What you should do:
What you return should match every record exactly, with the images removed.

++++ Raw records ++++

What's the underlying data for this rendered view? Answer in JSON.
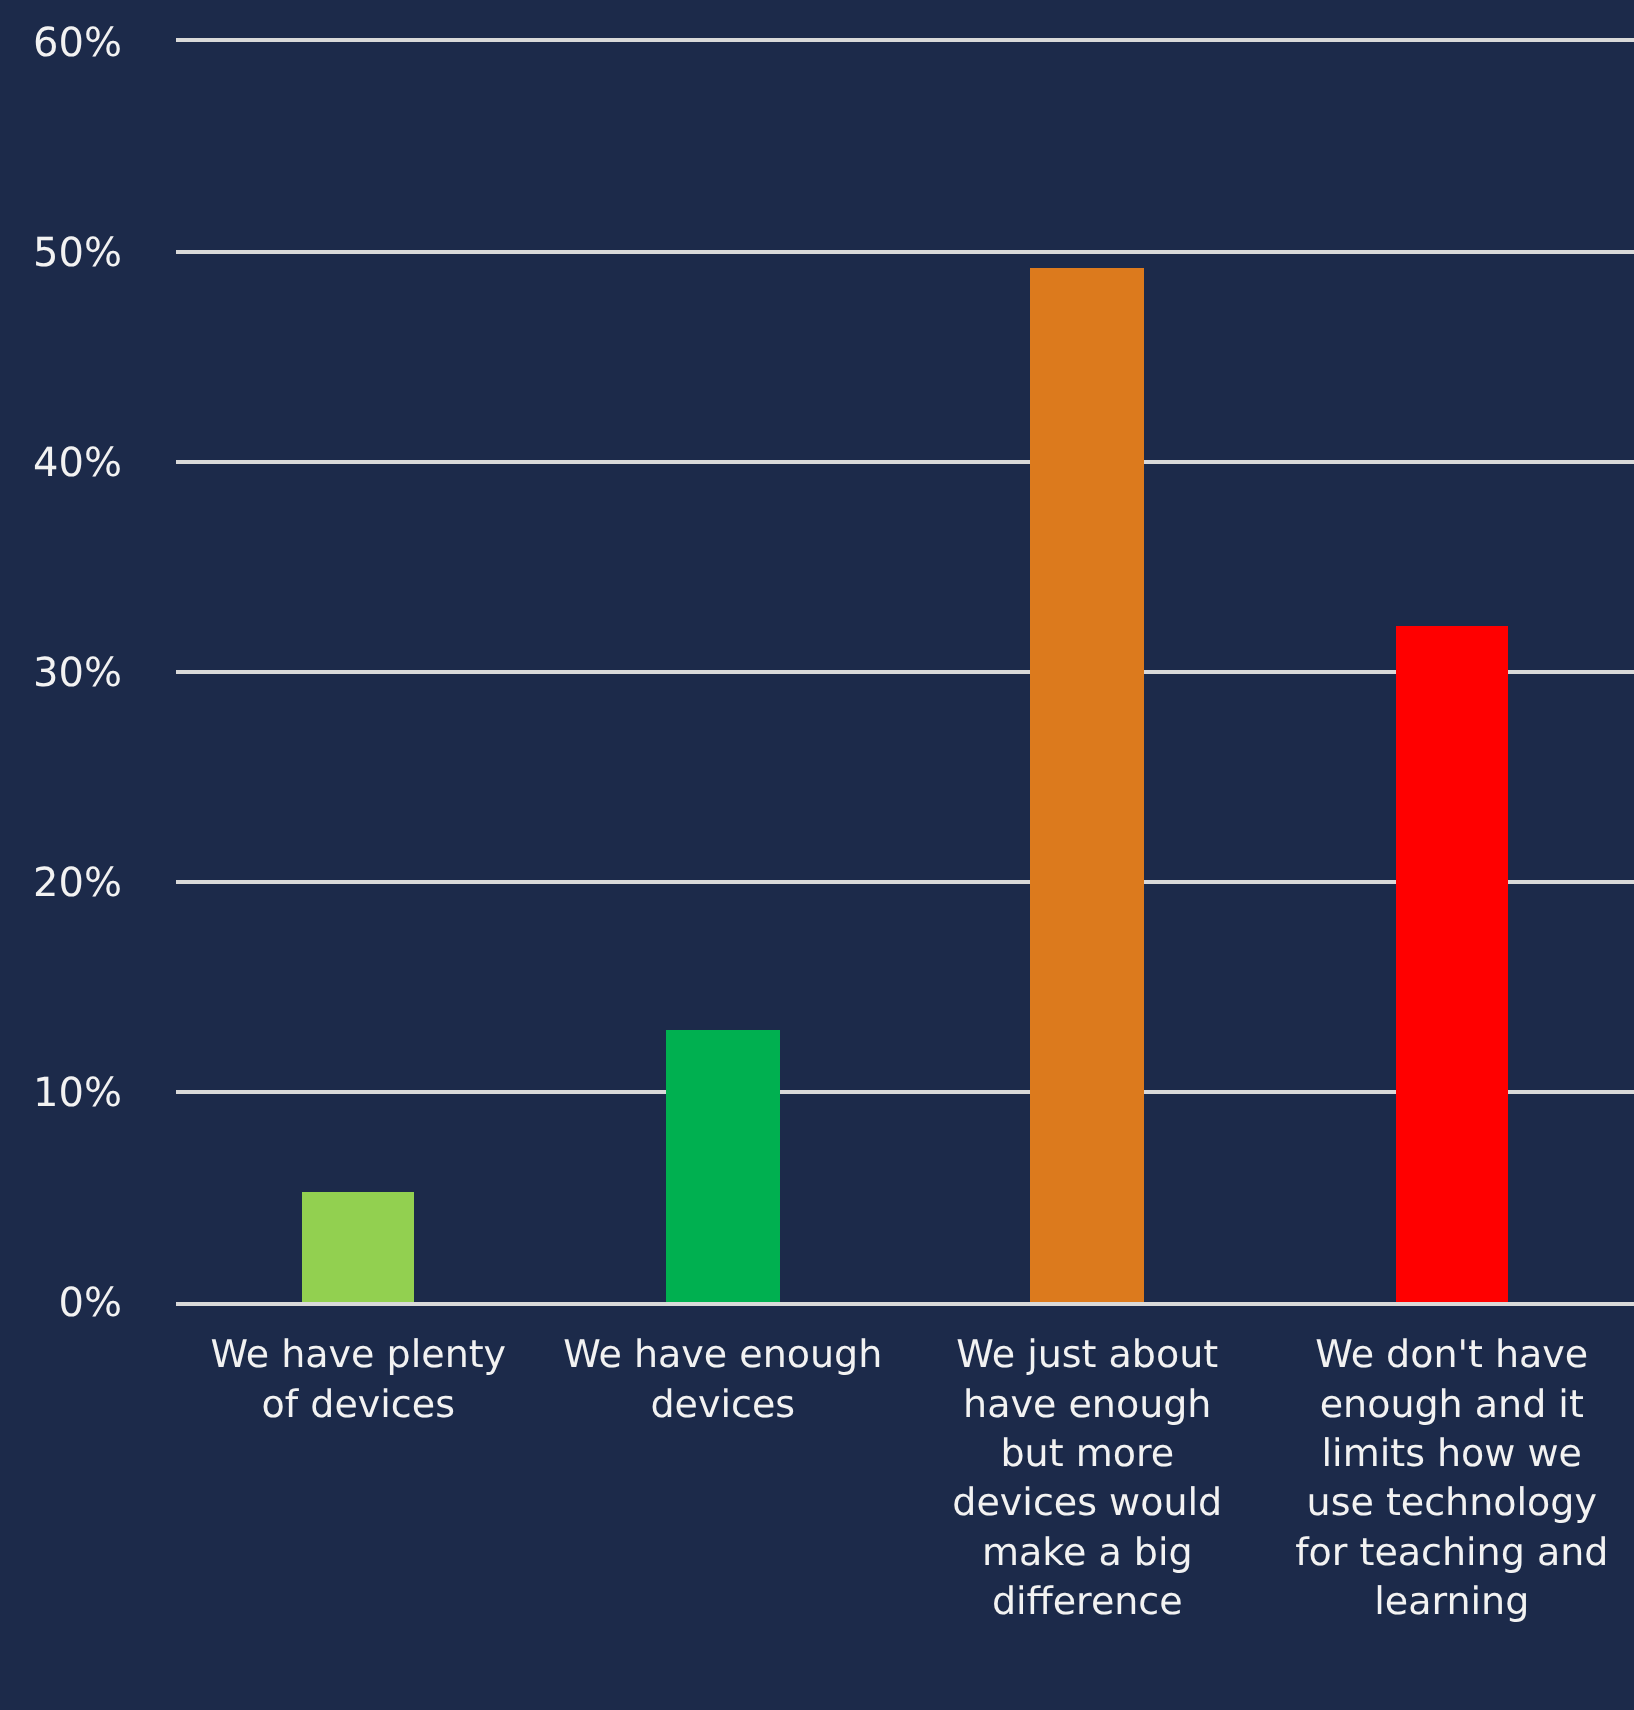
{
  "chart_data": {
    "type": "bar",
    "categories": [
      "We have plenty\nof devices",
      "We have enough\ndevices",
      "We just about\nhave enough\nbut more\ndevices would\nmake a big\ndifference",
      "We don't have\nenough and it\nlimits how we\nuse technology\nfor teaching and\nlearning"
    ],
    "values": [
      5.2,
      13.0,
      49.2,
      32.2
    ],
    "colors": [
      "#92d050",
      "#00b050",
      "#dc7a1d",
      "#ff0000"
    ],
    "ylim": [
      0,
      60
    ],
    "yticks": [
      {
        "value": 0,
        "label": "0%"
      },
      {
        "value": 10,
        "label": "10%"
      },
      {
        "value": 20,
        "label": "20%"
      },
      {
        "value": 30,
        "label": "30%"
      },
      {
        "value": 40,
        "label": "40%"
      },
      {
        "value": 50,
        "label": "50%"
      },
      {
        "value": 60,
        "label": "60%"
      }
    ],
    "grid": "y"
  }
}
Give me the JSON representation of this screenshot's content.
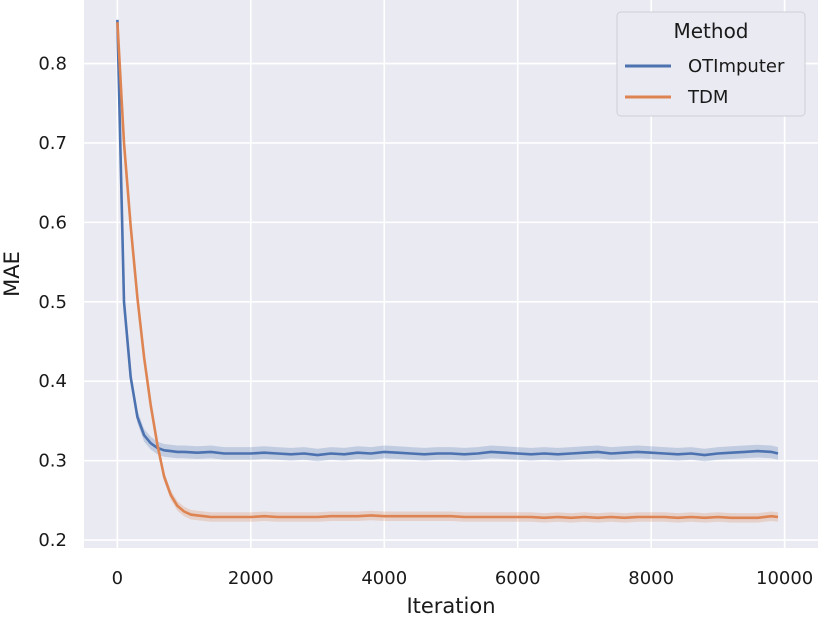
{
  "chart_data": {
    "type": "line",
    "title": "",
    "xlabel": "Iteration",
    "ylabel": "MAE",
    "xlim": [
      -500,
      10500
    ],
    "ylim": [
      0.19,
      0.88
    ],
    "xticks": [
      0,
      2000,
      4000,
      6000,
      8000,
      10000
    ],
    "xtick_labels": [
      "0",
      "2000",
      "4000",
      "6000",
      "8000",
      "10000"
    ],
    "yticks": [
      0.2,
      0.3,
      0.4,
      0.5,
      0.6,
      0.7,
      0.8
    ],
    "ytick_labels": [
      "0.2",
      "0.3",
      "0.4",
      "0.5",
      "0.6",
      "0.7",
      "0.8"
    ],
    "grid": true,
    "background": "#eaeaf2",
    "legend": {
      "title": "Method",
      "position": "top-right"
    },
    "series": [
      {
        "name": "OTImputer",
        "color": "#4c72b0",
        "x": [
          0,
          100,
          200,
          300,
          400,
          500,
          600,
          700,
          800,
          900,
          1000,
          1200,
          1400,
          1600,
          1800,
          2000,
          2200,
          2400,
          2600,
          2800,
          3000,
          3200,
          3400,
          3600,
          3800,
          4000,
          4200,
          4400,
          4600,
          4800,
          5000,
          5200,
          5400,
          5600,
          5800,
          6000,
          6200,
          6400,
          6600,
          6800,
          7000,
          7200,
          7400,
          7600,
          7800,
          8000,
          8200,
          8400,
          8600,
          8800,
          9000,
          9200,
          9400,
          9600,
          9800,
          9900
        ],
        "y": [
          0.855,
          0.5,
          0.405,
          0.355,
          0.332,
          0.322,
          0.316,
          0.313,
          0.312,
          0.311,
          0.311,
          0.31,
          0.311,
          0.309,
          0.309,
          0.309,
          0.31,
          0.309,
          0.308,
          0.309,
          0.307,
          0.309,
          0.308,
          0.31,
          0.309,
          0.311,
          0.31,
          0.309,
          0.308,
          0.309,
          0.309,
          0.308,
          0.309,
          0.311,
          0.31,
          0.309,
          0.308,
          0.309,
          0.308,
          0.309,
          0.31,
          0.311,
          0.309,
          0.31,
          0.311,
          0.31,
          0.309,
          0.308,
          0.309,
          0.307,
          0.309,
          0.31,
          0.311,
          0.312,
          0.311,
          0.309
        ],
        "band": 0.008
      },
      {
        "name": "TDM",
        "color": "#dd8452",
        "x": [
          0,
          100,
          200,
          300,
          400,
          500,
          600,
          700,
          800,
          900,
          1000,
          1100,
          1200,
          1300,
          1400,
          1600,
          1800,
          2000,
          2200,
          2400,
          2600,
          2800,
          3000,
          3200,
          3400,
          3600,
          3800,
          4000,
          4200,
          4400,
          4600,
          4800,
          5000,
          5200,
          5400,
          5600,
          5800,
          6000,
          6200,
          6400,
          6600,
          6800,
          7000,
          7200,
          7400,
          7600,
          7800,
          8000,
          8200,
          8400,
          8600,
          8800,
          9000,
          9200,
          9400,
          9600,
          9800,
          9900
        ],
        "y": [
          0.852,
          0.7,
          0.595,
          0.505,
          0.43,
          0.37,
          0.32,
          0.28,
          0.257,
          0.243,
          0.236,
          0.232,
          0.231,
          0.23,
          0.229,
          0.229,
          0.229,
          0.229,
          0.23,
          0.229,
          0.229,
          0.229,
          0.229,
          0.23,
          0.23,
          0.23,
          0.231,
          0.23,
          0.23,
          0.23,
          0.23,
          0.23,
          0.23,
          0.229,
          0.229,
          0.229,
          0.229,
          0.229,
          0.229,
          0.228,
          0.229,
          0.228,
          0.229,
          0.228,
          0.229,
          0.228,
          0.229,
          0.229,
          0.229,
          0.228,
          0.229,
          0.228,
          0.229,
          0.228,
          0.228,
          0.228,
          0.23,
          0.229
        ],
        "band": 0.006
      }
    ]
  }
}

++++

Complete response:
What's the underlying data for this rendered view? Answer in JSON.
{
  "chart_data": {
    "type": "bar",
    "categories": [
      "We have plenty\nof devices",
      "We have enough\ndevices",
      "We just about\nhave enough\nbut more\ndevices would\nmake a big\ndifference",
      "We don't have\nenough and it\nlimits how we\nuse technology\nfor teaching and\nlearning"
    ],
    "values": [
      5.2,
      13.0,
      49.2,
      32.2
    ],
    "colors": [
      "#92d050",
      "#00b050",
      "#dc7a1d",
      "#ff0000"
    ],
    "ylim": [
      0,
      60
    ],
    "yticks": [
      {
        "value": 0,
        "label": "0%"
      },
      {
        "value": 10,
        "label": "10%"
      },
      {
        "value": 20,
        "label": "20%"
      },
      {
        "value": 30,
        "label": "30%"
      },
      {
        "value": 40,
        "label": "40%"
      },
      {
        "value": 50,
        "label": "50%"
      },
      {
        "value": 60,
        "label": "60%"
      }
    ],
    "grid": "y"
  }
}
Give me the JSON representation of this screenshot's content.
{
  "chart_data": {
    "type": "line",
    "title": "",
    "xlabel": "Iteration",
    "ylabel": "MAE",
    "xlim": [
      -500,
      10500
    ],
    "ylim": [
      0.19,
      0.88
    ],
    "xticks": [
      0,
      2000,
      4000,
      6000,
      8000,
      10000
    ],
    "xtick_labels": [
      "0",
      "2000",
      "4000",
      "6000",
      "8000",
      "10000"
    ],
    "yticks": [
      0.2,
      0.3,
      0.4,
      0.5,
      0.6,
      0.7,
      0.8
    ],
    "ytick_labels": [
      "0.2",
      "0.3",
      "0.4",
      "0.5",
      "0.6",
      "0.7",
      "0.8"
    ],
    "grid": true,
    "background": "#eaeaf2",
    "legend": {
      "title": "Method",
      "position": "top-right"
    },
    "series": [
      {
        "name": "OTImputer",
        "color": "#4c72b0",
        "x": [
          0,
          100,
          200,
          300,
          400,
          500,
          600,
          700,
          800,
          900,
          1000,
          1200,
          1400,
          1600,
          1800,
          2000,
          2200,
          2400,
          2600,
          2800,
          3000,
          3200,
          3400,
          3600,
          3800,
          4000,
          4200,
          4400,
          4600,
          4800,
          5000,
          5200,
          5400,
          5600,
          5800,
          6000,
          6200,
          6400,
          6600,
          6800,
          7000,
          7200,
          7400,
          7600,
          7800,
          8000,
          8200,
          8400,
          8600,
          8800,
          9000,
          9200,
          9400,
          9600,
          9800,
          9900
        ],
        "y": [
          0.855,
          0.5,
          0.405,
          0.355,
          0.332,
          0.322,
          0.316,
          0.313,
          0.312,
          0.311,
          0.311,
          0.31,
          0.311,
          0.309,
          0.309,
          0.309,
          0.31,
          0.309,
          0.308,
          0.309,
          0.307,
          0.309,
          0.308,
          0.31,
          0.309,
          0.311,
          0.31,
          0.309,
          0.308,
          0.309,
          0.309,
          0.308,
          0.309,
          0.311,
          0.31,
          0.309,
          0.308,
          0.309,
          0.308,
          0.309,
          0.31,
          0.311,
          0.309,
          0.31,
          0.311,
          0.31,
          0.309,
          0.308,
          0.309,
          0.307,
          0.309,
          0.31,
          0.311,
          0.312,
          0.311,
          0.309
        ],
        "band": 0.008
      },
      {
        "name": "TDM",
        "color": "#dd8452",
        "x": [
          0,
          100,
          200,
          300,
          400,
          500,
          600,
          700,
          800,
          900,
          1000,
          1100,
          1200,
          1300,
          1400,
          1600,
          1800,
          2000,
          2200,
          2400,
          2600,
          2800,
          3000,
          3200,
          3400,
          3600,
          3800,
          4000,
          4200,
          4400,
          4600,
          4800,
          5000,
          5200,
          5400,
          5600,
          5800,
          6000,
          6200,
          6400,
          6600,
          6800,
          7000,
          7200,
          7400,
          7600,
          7800,
          8000,
          8200,
          8400,
          8600,
          8800,
          9000,
          9200,
          9400,
          9600,
          9800,
          9900
        ],
        "y": [
          0.852,
          0.7,
          0.595,
          0.505,
          0.43,
          0.37,
          0.32,
          0.28,
          0.257,
          0.243,
          0.236,
          0.232,
          0.231,
          0.23,
          0.229,
          0.229,
          0.229,
          0.229,
          0.23,
          0.229,
          0.229,
          0.229,
          0.229,
          0.23,
          0.23,
          0.23,
          0.231,
          0.23,
          0.23,
          0.23,
          0.23,
          0.23,
          0.23,
          0.229,
          0.229,
          0.229,
          0.229,
          0.229,
          0.229,
          0.228,
          0.229,
          0.228,
          0.229,
          0.228,
          0.229,
          0.228,
          0.229,
          0.229,
          0.229,
          0.228,
          0.229,
          0.228,
          0.229,
          0.228,
          0.228,
          0.228,
          0.23,
          0.229
        ],
        "band": 0.006
      }
    ]
  }
}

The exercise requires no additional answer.